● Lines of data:
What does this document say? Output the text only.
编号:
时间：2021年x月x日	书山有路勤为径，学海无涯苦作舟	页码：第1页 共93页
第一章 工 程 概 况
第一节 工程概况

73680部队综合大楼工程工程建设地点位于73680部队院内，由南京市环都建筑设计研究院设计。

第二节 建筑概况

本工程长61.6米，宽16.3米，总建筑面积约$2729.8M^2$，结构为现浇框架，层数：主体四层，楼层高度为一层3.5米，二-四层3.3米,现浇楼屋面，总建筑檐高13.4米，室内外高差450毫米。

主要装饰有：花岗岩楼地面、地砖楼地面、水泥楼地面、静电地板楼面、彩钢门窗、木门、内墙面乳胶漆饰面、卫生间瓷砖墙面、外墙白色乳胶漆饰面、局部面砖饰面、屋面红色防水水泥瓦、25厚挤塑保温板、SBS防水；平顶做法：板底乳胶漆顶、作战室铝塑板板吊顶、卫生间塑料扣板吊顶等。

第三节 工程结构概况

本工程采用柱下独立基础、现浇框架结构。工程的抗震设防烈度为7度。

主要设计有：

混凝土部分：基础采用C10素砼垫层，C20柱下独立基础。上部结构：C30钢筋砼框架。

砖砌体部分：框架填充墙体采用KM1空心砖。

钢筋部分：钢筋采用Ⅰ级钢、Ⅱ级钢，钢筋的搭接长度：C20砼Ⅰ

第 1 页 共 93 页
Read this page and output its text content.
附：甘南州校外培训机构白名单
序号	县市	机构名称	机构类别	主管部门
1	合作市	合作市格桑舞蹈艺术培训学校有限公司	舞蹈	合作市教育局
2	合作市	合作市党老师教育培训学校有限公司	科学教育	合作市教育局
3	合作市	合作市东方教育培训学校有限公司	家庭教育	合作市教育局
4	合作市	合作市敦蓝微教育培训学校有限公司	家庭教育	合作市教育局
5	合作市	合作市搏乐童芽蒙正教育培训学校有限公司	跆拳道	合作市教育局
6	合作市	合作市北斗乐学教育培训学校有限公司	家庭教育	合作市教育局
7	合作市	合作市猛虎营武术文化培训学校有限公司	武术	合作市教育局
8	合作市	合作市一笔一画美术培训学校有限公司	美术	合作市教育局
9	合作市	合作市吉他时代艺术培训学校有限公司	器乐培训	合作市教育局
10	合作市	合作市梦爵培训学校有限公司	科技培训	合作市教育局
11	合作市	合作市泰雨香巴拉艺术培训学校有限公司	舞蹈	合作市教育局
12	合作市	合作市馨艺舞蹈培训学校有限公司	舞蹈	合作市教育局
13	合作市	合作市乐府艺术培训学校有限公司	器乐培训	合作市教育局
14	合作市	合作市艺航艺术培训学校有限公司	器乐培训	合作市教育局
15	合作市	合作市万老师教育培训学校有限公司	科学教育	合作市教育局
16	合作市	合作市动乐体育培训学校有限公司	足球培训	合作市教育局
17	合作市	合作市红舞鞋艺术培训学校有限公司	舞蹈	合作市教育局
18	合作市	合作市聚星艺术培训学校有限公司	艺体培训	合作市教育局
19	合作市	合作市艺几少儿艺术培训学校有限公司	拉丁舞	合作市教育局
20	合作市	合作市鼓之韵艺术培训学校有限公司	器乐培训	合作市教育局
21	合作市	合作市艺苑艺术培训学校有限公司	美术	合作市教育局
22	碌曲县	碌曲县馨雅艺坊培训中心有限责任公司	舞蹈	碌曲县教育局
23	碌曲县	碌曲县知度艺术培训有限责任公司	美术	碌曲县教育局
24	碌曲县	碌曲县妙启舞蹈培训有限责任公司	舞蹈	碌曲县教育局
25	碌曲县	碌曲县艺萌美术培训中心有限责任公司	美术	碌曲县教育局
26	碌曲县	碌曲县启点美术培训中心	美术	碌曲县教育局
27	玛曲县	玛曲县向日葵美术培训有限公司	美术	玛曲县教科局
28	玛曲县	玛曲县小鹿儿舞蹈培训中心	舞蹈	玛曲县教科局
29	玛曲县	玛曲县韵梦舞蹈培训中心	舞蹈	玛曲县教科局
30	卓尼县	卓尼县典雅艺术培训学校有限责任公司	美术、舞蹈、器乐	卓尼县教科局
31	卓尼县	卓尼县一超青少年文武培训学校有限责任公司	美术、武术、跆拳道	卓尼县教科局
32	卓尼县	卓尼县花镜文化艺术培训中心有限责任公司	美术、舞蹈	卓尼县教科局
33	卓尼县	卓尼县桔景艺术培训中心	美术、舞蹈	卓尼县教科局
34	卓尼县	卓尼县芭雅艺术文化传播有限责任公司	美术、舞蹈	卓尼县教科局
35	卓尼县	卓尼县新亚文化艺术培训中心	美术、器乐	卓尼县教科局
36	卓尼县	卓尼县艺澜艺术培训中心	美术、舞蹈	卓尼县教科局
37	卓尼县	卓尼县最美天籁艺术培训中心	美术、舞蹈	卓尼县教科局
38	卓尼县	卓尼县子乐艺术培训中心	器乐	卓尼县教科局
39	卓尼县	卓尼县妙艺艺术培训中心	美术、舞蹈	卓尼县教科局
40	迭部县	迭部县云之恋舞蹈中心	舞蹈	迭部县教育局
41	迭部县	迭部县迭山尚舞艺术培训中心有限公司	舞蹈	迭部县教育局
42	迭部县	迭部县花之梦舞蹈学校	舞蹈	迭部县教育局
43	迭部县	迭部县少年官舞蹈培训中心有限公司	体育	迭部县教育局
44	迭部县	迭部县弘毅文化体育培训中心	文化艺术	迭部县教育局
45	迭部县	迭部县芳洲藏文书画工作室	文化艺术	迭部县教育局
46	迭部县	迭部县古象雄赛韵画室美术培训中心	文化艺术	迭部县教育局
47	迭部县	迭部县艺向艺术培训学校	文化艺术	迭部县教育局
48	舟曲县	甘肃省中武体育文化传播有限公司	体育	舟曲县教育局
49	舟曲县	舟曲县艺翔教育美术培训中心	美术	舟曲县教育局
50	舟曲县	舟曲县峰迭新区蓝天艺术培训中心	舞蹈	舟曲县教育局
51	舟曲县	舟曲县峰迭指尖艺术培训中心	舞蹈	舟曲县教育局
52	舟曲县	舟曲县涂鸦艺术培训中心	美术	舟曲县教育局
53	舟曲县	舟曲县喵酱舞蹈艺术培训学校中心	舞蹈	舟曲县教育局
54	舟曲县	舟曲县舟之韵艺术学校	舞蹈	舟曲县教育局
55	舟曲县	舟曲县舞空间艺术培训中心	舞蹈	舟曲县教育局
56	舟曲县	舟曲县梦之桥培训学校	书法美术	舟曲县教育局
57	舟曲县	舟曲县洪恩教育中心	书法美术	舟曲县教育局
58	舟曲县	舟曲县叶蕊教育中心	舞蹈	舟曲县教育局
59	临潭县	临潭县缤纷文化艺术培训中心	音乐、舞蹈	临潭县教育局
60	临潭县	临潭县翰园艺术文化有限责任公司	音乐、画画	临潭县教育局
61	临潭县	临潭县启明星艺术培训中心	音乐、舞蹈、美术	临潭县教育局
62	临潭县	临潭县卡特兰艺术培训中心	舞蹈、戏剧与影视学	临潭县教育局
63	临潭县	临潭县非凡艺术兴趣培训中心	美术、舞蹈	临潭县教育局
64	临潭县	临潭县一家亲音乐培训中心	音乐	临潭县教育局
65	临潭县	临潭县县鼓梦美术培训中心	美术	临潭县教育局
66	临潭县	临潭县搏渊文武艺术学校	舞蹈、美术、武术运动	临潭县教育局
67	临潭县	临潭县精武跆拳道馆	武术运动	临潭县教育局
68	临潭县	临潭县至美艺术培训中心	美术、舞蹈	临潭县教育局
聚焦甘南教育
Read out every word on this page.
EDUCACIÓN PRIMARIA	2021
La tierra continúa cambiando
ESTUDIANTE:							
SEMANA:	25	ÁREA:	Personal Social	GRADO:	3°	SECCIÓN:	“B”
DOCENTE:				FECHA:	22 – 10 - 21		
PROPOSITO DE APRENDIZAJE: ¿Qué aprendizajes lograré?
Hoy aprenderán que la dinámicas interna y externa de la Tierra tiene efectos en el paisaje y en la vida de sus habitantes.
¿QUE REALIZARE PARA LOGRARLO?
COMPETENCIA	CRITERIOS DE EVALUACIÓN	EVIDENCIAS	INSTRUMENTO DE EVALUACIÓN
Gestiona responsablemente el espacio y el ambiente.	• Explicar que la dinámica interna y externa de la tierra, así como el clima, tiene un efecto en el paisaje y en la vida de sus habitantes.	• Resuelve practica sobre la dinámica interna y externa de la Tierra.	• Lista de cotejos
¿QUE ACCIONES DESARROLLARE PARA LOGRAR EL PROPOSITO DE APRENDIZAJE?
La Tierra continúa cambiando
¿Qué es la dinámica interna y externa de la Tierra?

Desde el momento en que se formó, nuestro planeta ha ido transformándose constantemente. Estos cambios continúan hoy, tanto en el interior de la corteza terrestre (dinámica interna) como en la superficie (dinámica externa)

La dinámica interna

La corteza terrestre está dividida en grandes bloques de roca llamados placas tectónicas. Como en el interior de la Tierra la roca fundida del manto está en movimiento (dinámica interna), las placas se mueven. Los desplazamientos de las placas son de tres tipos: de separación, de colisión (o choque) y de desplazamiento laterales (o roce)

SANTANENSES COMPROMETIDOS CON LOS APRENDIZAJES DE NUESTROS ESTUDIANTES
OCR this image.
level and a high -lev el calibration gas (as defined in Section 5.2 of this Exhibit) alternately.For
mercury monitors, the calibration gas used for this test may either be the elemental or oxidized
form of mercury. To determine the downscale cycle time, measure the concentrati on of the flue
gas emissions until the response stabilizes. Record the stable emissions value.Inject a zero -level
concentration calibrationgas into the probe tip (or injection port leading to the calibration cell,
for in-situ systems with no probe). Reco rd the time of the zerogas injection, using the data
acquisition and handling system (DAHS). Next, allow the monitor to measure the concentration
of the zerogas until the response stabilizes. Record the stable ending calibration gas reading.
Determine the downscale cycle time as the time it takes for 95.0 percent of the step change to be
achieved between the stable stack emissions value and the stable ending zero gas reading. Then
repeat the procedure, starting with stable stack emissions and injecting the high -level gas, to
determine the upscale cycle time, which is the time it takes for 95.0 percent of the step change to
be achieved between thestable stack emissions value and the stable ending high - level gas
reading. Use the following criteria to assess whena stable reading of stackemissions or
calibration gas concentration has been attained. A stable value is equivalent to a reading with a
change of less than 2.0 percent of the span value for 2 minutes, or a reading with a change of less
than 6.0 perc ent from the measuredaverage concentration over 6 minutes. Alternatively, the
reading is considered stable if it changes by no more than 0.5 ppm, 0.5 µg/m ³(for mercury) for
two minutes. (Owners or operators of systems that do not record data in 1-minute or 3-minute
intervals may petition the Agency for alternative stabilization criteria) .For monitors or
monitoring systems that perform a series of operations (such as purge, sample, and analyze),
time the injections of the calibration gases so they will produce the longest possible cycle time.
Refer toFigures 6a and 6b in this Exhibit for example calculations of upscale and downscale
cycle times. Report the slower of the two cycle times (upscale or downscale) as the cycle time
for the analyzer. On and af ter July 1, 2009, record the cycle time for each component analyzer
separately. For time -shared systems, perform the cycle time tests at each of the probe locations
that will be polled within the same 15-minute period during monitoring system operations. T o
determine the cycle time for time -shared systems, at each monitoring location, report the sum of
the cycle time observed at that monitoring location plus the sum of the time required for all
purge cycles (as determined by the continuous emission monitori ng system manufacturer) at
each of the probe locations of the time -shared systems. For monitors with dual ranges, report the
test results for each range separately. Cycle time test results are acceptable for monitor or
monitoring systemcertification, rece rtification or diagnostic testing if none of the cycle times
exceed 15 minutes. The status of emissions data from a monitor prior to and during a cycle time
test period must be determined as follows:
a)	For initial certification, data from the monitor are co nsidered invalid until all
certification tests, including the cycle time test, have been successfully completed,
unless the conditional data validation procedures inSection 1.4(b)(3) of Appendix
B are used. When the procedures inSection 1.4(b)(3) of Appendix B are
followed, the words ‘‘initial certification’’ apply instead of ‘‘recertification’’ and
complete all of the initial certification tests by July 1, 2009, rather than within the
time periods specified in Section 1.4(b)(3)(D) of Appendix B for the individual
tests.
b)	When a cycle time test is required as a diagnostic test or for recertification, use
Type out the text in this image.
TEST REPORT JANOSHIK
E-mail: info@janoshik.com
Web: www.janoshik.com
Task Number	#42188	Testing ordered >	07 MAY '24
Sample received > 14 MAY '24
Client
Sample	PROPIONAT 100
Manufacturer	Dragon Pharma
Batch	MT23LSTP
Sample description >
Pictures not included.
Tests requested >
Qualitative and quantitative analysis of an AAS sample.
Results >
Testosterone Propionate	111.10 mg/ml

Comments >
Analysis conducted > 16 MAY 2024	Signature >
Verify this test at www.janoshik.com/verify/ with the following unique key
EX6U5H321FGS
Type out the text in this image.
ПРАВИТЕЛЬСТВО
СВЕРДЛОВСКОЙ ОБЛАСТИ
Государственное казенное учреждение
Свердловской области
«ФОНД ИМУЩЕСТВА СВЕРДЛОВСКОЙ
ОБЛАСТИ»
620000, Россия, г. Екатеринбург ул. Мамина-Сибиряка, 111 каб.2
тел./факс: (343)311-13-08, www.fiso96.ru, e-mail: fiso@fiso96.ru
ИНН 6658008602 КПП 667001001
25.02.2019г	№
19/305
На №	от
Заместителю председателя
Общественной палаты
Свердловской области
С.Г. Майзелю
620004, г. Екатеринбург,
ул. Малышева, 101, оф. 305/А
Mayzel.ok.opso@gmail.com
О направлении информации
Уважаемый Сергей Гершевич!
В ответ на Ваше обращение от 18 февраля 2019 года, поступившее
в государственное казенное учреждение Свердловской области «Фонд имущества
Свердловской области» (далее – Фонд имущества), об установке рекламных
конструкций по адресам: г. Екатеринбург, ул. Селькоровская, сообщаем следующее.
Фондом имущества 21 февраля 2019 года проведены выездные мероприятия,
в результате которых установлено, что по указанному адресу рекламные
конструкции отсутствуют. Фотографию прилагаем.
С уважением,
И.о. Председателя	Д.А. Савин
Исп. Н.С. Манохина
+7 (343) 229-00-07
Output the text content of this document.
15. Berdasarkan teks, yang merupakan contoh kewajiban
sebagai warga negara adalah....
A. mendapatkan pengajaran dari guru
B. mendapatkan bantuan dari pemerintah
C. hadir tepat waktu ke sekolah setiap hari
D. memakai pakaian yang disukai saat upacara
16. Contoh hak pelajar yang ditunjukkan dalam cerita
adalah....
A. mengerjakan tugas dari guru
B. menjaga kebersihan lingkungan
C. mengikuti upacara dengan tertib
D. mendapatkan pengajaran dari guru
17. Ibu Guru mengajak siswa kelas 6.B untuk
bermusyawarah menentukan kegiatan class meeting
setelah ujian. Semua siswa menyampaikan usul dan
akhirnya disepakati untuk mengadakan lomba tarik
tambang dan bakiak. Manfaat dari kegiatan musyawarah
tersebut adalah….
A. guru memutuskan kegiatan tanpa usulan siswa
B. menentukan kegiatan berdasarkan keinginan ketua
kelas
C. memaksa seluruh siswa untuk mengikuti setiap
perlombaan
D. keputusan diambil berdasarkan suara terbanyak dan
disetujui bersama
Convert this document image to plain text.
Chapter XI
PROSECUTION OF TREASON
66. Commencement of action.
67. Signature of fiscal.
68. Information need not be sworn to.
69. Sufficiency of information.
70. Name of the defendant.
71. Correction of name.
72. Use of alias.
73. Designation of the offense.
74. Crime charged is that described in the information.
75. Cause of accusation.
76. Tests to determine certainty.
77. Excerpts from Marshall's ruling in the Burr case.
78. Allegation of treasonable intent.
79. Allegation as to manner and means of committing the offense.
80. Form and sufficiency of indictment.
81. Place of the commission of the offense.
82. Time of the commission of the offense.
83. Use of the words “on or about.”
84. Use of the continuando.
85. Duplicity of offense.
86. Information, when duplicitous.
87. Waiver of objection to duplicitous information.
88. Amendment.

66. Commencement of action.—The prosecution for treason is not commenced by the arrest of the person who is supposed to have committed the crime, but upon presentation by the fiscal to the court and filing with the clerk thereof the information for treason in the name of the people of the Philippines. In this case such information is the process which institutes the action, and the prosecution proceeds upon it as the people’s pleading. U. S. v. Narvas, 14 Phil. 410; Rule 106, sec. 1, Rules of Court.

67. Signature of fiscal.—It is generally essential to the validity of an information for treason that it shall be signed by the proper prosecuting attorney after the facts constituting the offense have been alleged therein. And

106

● Challenge:
Find the line that contains "Convert this document image to plain text.". Repeat it and every line after it, exactly as written, up to and including the last line of the records above.

● Full output:
Convert this document image to plain text.
Chapter XI
PROSECUTION OF TREASON
66. Commencement of action.
67. Signature of fiscal.
68. Information need not be sworn to.
69. Sufficiency of information.
70. Name of the defendant.
71. Correction of name.
72. Use of alias.
73. Designation of the offense.
74. Crime charged is that described in the information.
75. Cause of accusation.
76. Tests to determine certainty.
77. Excerpts from Marshall's ruling in the Burr case.
78. Allegation of treasonable intent.
79. Allegation as to manner and means of committing the offense.
80. Form and sufficiency of indictment.
81. Place of the commission of the offense.
82. Time of the commission of the offense.
83. Use of the words “on or about.”
84. Use of the continuando.
85. Duplicity of offense.
86. Information, when duplicitous.
87. Waiver of objection to duplicitous information.
88. Amendment.

66. Commencement of action.—The prosecution for treason is not commenced by the arrest of the person who is supposed to have committed the crime, but upon presentation by the fiscal to the court and filing with the clerk thereof the information for treason in the name of the people of the Philippines. In this case such information is the process which institutes the action, and the prosecution proceeds upon it as the people’s pleading. U. S. v. Narvas, 14 Phil. 410; Rule 106, sec. 1, Rules of Court.

67. Signature of fiscal.—It is generally essential to the validity of an information for treason that it shall be signed by the proper prosecuting attorney after the facts constituting the offense have been alleged therein. And

106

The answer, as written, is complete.